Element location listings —
== == ==

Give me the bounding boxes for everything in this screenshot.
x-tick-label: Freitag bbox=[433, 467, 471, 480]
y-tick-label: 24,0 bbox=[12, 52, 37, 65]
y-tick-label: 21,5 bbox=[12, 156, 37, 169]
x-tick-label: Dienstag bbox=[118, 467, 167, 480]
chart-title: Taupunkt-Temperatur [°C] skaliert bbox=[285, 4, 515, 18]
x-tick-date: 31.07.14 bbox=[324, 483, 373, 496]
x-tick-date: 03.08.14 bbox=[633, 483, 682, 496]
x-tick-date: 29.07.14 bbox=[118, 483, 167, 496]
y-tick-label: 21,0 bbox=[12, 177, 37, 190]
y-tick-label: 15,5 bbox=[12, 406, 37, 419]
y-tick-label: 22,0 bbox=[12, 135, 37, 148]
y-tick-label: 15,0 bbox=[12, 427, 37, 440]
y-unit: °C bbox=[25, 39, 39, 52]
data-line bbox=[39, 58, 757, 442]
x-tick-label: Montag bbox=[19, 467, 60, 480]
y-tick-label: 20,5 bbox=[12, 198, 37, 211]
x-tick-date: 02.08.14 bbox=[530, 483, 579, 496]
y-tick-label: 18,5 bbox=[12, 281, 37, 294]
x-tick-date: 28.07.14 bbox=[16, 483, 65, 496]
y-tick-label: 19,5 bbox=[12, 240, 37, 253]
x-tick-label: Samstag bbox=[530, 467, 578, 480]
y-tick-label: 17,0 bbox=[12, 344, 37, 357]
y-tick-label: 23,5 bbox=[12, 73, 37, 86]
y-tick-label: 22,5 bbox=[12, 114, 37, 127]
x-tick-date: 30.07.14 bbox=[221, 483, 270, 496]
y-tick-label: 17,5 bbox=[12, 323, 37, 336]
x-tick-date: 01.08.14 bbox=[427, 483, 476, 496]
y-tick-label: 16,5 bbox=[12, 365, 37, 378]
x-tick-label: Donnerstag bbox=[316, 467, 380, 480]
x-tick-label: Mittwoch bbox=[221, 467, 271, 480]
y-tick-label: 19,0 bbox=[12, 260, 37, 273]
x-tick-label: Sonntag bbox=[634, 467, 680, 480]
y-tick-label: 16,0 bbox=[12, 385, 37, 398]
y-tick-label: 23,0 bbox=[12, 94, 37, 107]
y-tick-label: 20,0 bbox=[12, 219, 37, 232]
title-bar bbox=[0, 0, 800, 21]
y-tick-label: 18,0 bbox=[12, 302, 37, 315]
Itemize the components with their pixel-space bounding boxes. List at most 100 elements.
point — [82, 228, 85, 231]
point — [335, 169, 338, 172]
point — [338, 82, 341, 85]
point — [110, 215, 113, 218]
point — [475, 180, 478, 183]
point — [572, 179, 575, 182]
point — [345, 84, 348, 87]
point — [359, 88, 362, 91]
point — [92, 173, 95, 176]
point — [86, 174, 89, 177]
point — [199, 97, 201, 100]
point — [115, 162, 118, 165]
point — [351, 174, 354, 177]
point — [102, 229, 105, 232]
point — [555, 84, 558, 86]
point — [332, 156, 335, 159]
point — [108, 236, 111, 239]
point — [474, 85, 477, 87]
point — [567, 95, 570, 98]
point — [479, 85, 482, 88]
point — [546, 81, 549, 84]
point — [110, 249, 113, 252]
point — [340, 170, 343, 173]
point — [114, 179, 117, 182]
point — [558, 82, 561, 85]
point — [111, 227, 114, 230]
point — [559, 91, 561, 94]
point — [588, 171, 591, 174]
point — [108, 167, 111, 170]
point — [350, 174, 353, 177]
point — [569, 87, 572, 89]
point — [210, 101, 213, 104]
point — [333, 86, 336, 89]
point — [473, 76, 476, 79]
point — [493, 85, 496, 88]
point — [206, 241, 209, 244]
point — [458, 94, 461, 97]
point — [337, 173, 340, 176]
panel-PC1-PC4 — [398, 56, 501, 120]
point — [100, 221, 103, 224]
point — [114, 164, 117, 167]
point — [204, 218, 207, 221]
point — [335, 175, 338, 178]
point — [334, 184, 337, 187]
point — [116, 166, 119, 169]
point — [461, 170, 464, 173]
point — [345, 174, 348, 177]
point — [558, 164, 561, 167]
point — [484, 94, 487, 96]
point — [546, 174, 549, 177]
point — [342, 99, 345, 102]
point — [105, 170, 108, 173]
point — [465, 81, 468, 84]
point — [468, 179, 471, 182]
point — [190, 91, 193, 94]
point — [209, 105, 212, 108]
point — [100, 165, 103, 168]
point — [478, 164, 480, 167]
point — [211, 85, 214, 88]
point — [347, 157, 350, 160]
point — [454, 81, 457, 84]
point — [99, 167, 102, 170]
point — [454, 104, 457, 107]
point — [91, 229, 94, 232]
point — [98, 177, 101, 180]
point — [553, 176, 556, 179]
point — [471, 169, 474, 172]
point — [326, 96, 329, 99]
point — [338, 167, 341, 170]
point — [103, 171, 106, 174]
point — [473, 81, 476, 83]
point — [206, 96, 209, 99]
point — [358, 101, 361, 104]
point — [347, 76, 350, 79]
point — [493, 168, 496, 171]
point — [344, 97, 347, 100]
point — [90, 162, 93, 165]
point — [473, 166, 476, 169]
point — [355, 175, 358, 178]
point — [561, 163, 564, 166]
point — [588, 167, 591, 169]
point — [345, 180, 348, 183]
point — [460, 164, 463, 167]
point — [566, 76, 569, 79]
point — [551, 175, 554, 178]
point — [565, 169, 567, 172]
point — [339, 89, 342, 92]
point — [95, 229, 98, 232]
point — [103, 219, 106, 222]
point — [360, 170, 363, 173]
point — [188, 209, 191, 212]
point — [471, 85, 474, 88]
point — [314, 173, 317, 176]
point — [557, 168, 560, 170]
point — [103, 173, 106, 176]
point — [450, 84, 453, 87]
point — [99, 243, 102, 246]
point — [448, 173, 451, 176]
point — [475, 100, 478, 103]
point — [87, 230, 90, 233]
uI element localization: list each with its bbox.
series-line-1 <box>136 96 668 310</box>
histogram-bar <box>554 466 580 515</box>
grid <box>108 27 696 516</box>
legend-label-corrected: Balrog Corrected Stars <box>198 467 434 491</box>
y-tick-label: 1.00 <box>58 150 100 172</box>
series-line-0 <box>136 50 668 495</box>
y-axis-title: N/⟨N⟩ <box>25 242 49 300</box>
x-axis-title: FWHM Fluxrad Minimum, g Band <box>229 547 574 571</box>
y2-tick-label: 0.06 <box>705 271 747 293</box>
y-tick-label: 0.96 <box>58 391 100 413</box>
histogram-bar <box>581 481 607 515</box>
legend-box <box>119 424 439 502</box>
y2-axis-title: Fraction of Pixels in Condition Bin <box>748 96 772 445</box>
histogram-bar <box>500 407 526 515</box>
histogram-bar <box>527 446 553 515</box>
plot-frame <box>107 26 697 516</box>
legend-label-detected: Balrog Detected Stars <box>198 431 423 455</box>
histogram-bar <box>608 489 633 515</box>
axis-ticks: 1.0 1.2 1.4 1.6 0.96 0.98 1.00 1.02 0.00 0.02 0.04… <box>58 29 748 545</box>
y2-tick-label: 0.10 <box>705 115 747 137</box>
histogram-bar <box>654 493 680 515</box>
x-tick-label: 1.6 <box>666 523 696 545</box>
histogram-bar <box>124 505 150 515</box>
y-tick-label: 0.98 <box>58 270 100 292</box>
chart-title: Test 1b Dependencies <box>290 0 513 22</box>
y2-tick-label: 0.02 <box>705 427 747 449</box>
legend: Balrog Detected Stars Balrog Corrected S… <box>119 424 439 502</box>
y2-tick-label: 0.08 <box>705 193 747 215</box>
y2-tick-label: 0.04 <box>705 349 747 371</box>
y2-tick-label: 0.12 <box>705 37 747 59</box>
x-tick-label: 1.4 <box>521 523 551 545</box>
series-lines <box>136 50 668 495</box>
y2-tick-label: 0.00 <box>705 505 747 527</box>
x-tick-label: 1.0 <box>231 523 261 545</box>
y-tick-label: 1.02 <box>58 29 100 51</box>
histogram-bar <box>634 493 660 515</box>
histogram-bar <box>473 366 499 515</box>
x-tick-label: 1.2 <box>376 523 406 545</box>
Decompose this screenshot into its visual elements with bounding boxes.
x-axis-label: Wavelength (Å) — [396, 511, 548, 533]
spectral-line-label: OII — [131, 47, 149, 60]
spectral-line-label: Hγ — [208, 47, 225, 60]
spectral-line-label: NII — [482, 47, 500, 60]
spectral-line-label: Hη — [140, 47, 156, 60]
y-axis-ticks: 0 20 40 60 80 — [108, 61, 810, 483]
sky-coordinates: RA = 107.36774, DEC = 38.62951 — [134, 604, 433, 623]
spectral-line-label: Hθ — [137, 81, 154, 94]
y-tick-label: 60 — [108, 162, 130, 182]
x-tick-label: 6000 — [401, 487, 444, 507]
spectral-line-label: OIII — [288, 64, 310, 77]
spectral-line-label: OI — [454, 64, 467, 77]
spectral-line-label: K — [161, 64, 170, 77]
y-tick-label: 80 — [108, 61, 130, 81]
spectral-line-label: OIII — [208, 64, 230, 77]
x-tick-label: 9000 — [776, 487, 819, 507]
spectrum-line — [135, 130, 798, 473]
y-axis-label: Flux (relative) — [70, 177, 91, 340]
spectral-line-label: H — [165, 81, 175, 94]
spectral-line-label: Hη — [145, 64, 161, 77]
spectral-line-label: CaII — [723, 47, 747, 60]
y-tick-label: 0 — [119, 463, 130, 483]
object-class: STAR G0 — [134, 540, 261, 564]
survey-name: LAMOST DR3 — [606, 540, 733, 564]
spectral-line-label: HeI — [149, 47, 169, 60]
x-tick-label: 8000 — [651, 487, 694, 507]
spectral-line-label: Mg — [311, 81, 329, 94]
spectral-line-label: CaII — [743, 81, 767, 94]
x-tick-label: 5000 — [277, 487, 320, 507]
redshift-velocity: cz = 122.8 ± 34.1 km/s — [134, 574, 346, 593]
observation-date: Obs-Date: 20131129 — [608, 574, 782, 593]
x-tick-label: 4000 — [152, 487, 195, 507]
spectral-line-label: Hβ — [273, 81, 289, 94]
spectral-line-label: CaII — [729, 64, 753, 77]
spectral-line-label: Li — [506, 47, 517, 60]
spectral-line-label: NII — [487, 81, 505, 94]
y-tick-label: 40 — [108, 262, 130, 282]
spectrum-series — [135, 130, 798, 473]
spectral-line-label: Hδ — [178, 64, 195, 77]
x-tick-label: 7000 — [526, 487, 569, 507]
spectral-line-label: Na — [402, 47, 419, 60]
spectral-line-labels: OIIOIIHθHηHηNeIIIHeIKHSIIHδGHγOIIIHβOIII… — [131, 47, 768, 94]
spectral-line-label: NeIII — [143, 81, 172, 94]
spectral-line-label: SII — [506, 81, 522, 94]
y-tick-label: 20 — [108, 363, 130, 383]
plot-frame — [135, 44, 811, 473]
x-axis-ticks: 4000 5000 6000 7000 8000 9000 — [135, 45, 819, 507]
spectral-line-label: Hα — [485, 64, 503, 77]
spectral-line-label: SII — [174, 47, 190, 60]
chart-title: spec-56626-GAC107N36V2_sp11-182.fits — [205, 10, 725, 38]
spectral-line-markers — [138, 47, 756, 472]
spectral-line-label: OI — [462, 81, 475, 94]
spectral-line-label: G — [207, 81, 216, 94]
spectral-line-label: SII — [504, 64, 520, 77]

== == ==

What the exercise asks —
Copy out everything from the beginning of the material down to the line containing "data-line bbox=[39, 58, 757, 442]", with both ends included.

Exercise response —
Give me the bounding boxes for everything in this screenshot.
x-tick-label: Freitag bbox=[433, 467, 471, 480]
y-tick-label: 24,0 bbox=[12, 52, 37, 65]
y-tick-label: 21,5 bbox=[12, 156, 37, 169]
x-tick-label: Dienstag bbox=[118, 467, 167, 480]
chart-title: Taupunkt-Temperatur [°C] skaliert bbox=[285, 4, 515, 18]
x-tick-date: 31.07.14 bbox=[324, 483, 373, 496]
x-tick-date: 03.08.14 bbox=[633, 483, 682, 496]
x-tick-date: 29.07.14 bbox=[118, 483, 167, 496]
y-tick-label: 21,0 bbox=[12, 177, 37, 190]
y-tick-label: 15,5 bbox=[12, 406, 37, 419]
y-tick-label: 22,0 bbox=[12, 135, 37, 148]
y-tick-label: 15,0 bbox=[12, 427, 37, 440]
y-unit: °C bbox=[25, 39, 39, 52]
data-line bbox=[39, 58, 757, 442]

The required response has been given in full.